(Dataset records on visual material)
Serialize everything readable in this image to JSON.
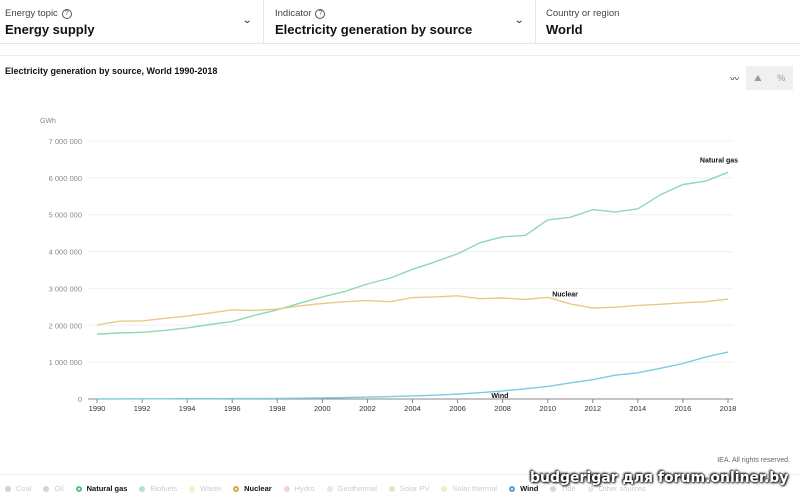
{
  "selectors": [
    {
      "label": "Energy topic",
      "value": "Energy supply",
      "has_help": true,
      "has_dropdown": true
    },
    {
      "label": "Indicator",
      "value": "Electricity generation by source",
      "has_help": true,
      "has_dropdown": true
    },
    {
      "label": "Country or region",
      "value": "World",
      "has_help": false,
      "has_dropdown": false
    }
  ],
  "help_glyph": "?",
  "chevron_glyph": "⌄",
  "view_toggle": [
    {
      "name": "line-chart-icon",
      "glyph": "〰",
      "active": true
    },
    {
      "name": "area-chart-icon",
      "glyph": "⛰",
      "active": false
    },
    {
      "name": "percent-icon",
      "glyph": "%",
      "active": false
    }
  ],
  "credit": "IEA. All rights reserved.",
  "watermark": "budgerigar для forum.onliner.by",
  "legend": [
    {
      "label": "Coal",
      "color": "#c9d6e0",
      "active": false
    },
    {
      "label": "Oil",
      "color": "#cfd5db",
      "active": false
    },
    {
      "label": "Natural gas",
      "color": "#57c27f",
      "active": true
    },
    {
      "label": "Biofuels",
      "color": "#b6e0d0",
      "active": false
    },
    {
      "label": "Waste",
      "color": "#f3efc8",
      "active": false
    },
    {
      "label": "Nuclear",
      "color": "#d9a548",
      "active": true
    },
    {
      "label": "Hydro",
      "color": "#f3d3d0",
      "active": false
    },
    {
      "label": "Geothermal",
      "color": "#ece8da",
      "active": false
    },
    {
      "label": "Solar PV",
      "color": "#ecdfc4",
      "active": false
    },
    {
      "label": "Solar thermal",
      "color": "#f5ebd0",
      "active": false
    },
    {
      "label": "Wind",
      "color": "#4fa9c7",
      "active": true
    },
    {
      "label": "Tide",
      "color": "#cfd9e5",
      "active": false
    },
    {
      "label": "Other sources",
      "color": "#e0eef0",
      "active": false
    }
  ],
  "chart_data": {
    "type": "line",
    "title": "Electricity generation by source, World 1990-2018",
    "ylabel": "GWh",
    "xlabel": "",
    "ylim": [
      0,
      7000000
    ],
    "yticks": [
      0,
      1000000,
      2000000,
      3000000,
      4000000,
      5000000,
      6000000,
      7000000
    ],
    "ytick_labels": [
      "0",
      "1 000 000",
      "2 000 000",
      "3 000 000",
      "4 000 000",
      "5 000 000",
      "6 000 000",
      "7 000 000"
    ],
    "xlim": [
      1990,
      2018
    ],
    "xticks": [
      1990,
      1992,
      1994,
      1996,
      1998,
      2000,
      2002,
      2004,
      2006,
      2008,
      2010,
      2012,
      2014,
      2016,
      2018
    ],
    "grid": true,
    "x": [
      1990,
      1991,
      1992,
      1993,
      1994,
      1995,
      1996,
      1997,
      1998,
      1999,
      2000,
      2001,
      2002,
      2003,
      2004,
      2005,
      2006,
      2007,
      2008,
      2009,
      2010,
      2011,
      2012,
      2013,
      2014,
      2015,
      2016,
      2017,
      2018
    ],
    "series": [
      {
        "name": "Natural gas",
        "color": "#8fd9ad",
        "label_year": 2017,
        "values": [
          1760000,
          1790000,
          1810000,
          1860000,
          1930000,
          2020000,
          2100000,
          2270000,
          2420000,
          2600000,
          2770000,
          2920000,
          3120000,
          3280000,
          3520000,
          3720000,
          3940000,
          4240000,
          4400000,
          4440000,
          4860000,
          4930000,
          5140000,
          5070000,
          5160000,
          5540000,
          5820000,
          5910000,
          6150000
        ]
      },
      {
        "name": "Nuclear",
        "color": "#e9c98a",
        "label_year": 2011,
        "values": [
          2010000,
          2110000,
          2120000,
          2190000,
          2250000,
          2330000,
          2420000,
          2400000,
          2440000,
          2530000,
          2590000,
          2640000,
          2670000,
          2640000,
          2750000,
          2770000,
          2800000,
          2720000,
          2740000,
          2700000,
          2760000,
          2580000,
          2470000,
          2490000,
          2540000,
          2570000,
          2610000,
          2640000,
          2710000
        ]
      },
      {
        "name": "Wind",
        "color": "#7ccbe0",
        "label_year": 2007.8,
        "values": [
          4000,
          4000,
          5000,
          6000,
          7000,
          8000,
          10000,
          12000,
          16000,
          21000,
          31000,
          38000,
          52000,
          64000,
          85000,
          104000,
          133000,
          171000,
          221000,
          276000,
          342000,
          437000,
          524000,
          645000,
          712000,
          834000,
          962000,
          1136000,
          1273000
        ]
      }
    ],
    "legend_position": "bottom"
  }
}
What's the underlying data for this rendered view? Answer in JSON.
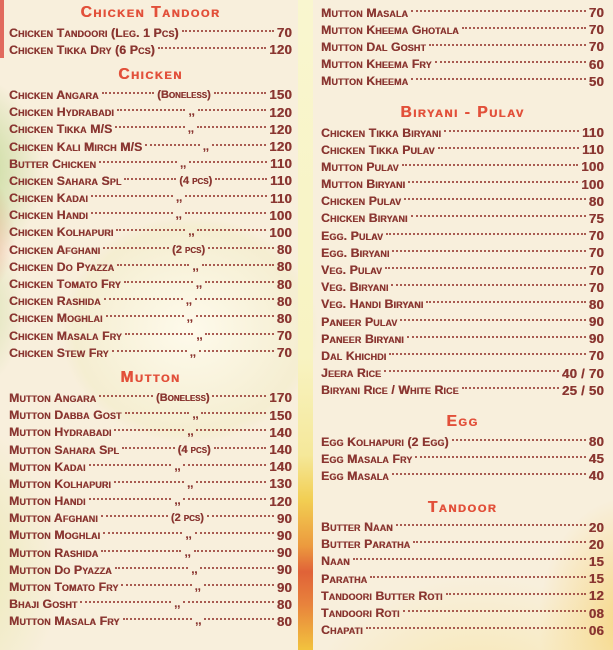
{
  "colors": {
    "heading": "#e2503a",
    "item": "#8a3631",
    "background": "#f8efdc"
  },
  "menu": {
    "columns": [
      {
        "name": "left",
        "sections": [
          {
            "title": "Chicken Tandoor",
            "items": [
              {
                "name": "Chicken Tandoori (Leg. 1 Pcs)",
                "mid": "",
                "price": "70"
              },
              {
                "name": "Chicken Tikka Dry (6 Pcs)",
                "mid": "",
                "price": "120"
              }
            ]
          },
          {
            "title": "Chicken",
            "items": [
              {
                "name": "Chicken Angara",
                "mid": "(Boneless)",
                "price": "150"
              },
              {
                "name": "Chicken Hydrabadi",
                "mid": ",,",
                "price": "120"
              },
              {
                "name": "Chicken Tikka M/S",
                "mid": ",,",
                "price": "120"
              },
              {
                "name": "Chicken Kali Mirch M/S",
                "mid": ",,",
                "price": "120"
              },
              {
                "name": "Butter Chicken",
                "mid": ",,",
                "price": "110"
              },
              {
                "name": "Chicken Sahara Spl",
                "mid": "(4 pcs)",
                "price": "110"
              },
              {
                "name": "Chicken Kadai",
                "mid": ",,",
                "price": "110"
              },
              {
                "name": "Chicken Handi",
                "mid": ",,",
                "price": "100"
              },
              {
                "name": "Chicken Kolhapuri",
                "mid": ",,",
                "price": "100"
              },
              {
                "name": "Chicken Afghani",
                "mid": "(2 pcs)",
                "price": "80"
              },
              {
                "name": "Chicken Do Pyazza",
                "mid": ",,",
                "price": "80"
              },
              {
                "name": "Chicken Tomato Fry",
                "mid": ",,",
                "price": "80"
              },
              {
                "name": "Chicken Rashida",
                "mid": ",,",
                "price": "80"
              },
              {
                "name": "Chicken Moghlai",
                "mid": ",,",
                "price": "80"
              },
              {
                "name": "Chicken Masala Fry",
                "mid": ",,",
                "price": "70"
              },
              {
                "name": "Chicken Stew Fry",
                "mid": ",,",
                "price": "70"
              }
            ]
          },
          {
            "title": "Mutton",
            "items": [
              {
                "name": "Mutton Angara",
                "mid": "(Boneless)",
                "price": "170"
              },
              {
                "name": "Mutton Dabba Gost",
                "mid": ",,",
                "price": "150"
              },
              {
                "name": "Mutton Hydrabadi",
                "mid": ",,",
                "price": "140"
              },
              {
                "name": "Mutton Sahara Spl",
                "mid": "(4 pcs)",
                "price": "140"
              },
              {
                "name": "Mutton Kadai",
                "mid": ",,",
                "price": "140"
              },
              {
                "name": "Mutton Kolhapuri",
                "mid": ",,",
                "price": "130"
              },
              {
                "name": "Mutton Handi",
                "mid": ",,",
                "price": "120"
              },
              {
                "name": "Mutton Afghani",
                "mid": "(2 pcs)",
                "price": "90"
              },
              {
                "name": "Mutton Moghlai",
                "mid": ",,",
                "price": "90"
              },
              {
                "name": "Mutton Rashida",
                "mid": ",,",
                "price": "90"
              },
              {
                "name": "Mutton Do Pyazza",
                "mid": ",,",
                "price": "90"
              },
              {
                "name": "Mutton Tomato Fry",
                "mid": ",,",
                "price": "90"
              },
              {
                "name": "Bhaji Gosht",
                "mid": ",,",
                "price": "80"
              },
              {
                "name": "Mutton Masala Fry",
                "mid": ",,",
                "price": "80"
              }
            ]
          }
        ]
      },
      {
        "name": "right",
        "sections": [
          {
            "title": "",
            "items": [
              {
                "name": "Mutton Masala",
                "mid": "",
                "price": "70"
              },
              {
                "name": "Mutton Kheema Ghotala",
                "mid": "",
                "price": "70"
              },
              {
                "name": "Mutton Dal Gosht",
                "mid": "",
                "price": "70"
              },
              {
                "name": "Mutton Kheema Fry",
                "mid": "",
                "price": "60"
              },
              {
                "name": "Mutton Kheema",
                "mid": "",
                "price": "50"
              }
            ]
          },
          {
            "title": "Biryani - Pulav",
            "items": [
              {
                "name": "Chicken Tikka Biryani",
                "mid": "",
                "price": "110"
              },
              {
                "name": "Chicken Tikka Pulav",
                "mid": "",
                "price": "110"
              },
              {
                "name": "Mutton Pulav",
                "mid": "",
                "price": "100"
              },
              {
                "name": "Mutton Biryani",
                "mid": "",
                "price": "100"
              },
              {
                "name": "Chicken Pulav",
                "mid": "",
                "price": "80"
              },
              {
                "name": "Chicken Biryani",
                "mid": "",
                "price": "75"
              },
              {
                "name": "Egg. Pulav",
                "mid": "",
                "price": "70"
              },
              {
                "name": "Egg. Biryani",
                "mid": "",
                "price": "70"
              },
              {
                "name": "Veg. Pulav",
                "mid": "",
                "price": "70"
              },
              {
                "name": "Veg. Biryani",
                "mid": "",
                "price": "70"
              },
              {
                "name": "Veg. Handi Biryani",
                "mid": "",
                "price": "80"
              },
              {
                "name": "Paneer Pulav",
                "mid": "",
                "price": "90"
              },
              {
                "name": "Paneer Biryani",
                "mid": "",
                "price": "90"
              },
              {
                "name": "Dal Khichdi",
                "mid": "",
                "price": "70"
              },
              {
                "name": "Jeera Rice",
                "mid": "",
                "price": "40 / 70"
              },
              {
                "name": "Biryani Rice / White Rice",
                "mid": "",
                "price": "25 / 50"
              }
            ]
          },
          {
            "title": "Egg",
            "items": [
              {
                "name": "Egg Kolhapuri (2 Egg)",
                "mid": "",
                "price": "80"
              },
              {
                "name": "Egg Masala Fry",
                "mid": "",
                "price": "45"
              },
              {
                "name": "Egg Masala",
                "mid": "",
                "price": "40"
              }
            ]
          },
          {
            "title": "Tandoor",
            "items": [
              {
                "name": "Butter Naan",
                "mid": "",
                "price": "20"
              },
              {
                "name": "Butter Paratha",
                "mid": "",
                "price": "20"
              },
              {
                "name": "Naan",
                "mid": "",
                "price": "15"
              },
              {
                "name": "Paratha",
                "mid": "",
                "price": "15"
              },
              {
                "name": "Tandoori Butter Roti",
                "mid": "",
                "price": "12"
              },
              {
                "name": "Tandoori Roti",
                "mid": "",
                "price": "08"
              },
              {
                "name": "Chapati",
                "mid": "",
                "price": "06"
              }
            ]
          }
        ]
      }
    ]
  }
}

■ Task details ■
List all lines above in which the string "Pulav" appears.

■ Answer for this exercise ■
            "title": "Biryani - Pulav",
                "name": "Chicken Tikka Pulav",
                "name": "Mutton Pulav",
                "name": "Chicken Pulav",
                "name": "Egg. Pulav",
                "name": "Veg. Pulav",
                "name": "Paneer Pulav",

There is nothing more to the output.